**Task details**
Go through the records underneath and count the lines that include the string "xlabel". Give nothing but the number.

• • • • • • •

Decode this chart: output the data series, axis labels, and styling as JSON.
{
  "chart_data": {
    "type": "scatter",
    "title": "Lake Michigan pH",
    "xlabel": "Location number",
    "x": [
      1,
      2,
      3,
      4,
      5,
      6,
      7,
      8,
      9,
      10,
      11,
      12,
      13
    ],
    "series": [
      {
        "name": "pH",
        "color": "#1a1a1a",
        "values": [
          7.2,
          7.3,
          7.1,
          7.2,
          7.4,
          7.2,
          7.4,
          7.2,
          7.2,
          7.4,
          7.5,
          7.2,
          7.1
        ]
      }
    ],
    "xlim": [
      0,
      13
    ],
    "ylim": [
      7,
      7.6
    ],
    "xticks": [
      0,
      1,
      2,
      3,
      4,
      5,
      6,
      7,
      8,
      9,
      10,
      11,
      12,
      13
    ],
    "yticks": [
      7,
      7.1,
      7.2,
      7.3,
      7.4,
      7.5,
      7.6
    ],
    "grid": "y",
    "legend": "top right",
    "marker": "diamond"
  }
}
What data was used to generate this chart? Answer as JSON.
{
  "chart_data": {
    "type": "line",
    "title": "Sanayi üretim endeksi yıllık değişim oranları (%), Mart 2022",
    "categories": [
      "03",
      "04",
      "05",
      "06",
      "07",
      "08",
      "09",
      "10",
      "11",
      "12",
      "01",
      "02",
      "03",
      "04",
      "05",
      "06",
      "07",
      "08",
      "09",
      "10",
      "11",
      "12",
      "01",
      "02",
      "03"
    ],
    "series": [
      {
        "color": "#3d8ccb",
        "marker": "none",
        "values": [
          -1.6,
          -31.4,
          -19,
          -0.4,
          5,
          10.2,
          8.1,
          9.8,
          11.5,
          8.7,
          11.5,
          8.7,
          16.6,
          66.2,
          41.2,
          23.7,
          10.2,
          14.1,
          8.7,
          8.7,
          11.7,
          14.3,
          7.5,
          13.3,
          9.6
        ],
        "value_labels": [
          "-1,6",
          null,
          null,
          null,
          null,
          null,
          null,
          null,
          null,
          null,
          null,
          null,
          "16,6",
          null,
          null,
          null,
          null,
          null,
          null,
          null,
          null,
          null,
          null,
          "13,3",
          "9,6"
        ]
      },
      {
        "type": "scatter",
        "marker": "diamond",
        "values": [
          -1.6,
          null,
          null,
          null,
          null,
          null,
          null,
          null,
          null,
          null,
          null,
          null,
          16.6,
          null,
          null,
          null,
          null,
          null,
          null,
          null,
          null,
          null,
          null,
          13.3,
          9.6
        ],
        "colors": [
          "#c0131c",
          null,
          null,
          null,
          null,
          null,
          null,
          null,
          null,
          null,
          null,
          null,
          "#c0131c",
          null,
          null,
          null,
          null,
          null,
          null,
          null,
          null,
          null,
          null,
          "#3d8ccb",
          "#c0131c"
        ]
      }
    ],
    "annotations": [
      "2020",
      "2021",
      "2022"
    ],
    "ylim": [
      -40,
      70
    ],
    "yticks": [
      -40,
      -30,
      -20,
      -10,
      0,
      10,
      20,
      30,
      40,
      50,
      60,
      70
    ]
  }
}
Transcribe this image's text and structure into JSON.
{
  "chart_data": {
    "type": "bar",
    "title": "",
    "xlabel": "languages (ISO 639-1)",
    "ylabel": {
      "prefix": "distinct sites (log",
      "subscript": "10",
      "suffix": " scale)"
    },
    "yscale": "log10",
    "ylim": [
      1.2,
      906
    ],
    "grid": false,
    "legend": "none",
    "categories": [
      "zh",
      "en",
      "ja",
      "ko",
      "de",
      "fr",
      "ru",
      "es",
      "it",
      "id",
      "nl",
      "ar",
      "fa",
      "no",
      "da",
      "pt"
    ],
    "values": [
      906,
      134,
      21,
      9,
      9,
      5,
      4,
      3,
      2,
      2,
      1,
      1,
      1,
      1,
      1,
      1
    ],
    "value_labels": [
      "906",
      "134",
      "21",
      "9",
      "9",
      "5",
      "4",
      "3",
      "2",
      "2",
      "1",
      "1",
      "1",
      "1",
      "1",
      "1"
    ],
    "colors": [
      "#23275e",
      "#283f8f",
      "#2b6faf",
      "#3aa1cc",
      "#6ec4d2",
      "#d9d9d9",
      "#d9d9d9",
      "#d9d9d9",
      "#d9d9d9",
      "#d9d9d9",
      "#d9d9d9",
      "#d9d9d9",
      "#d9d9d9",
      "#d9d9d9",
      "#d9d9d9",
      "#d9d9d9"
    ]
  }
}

• • • • • • •

**Answer to this task**
2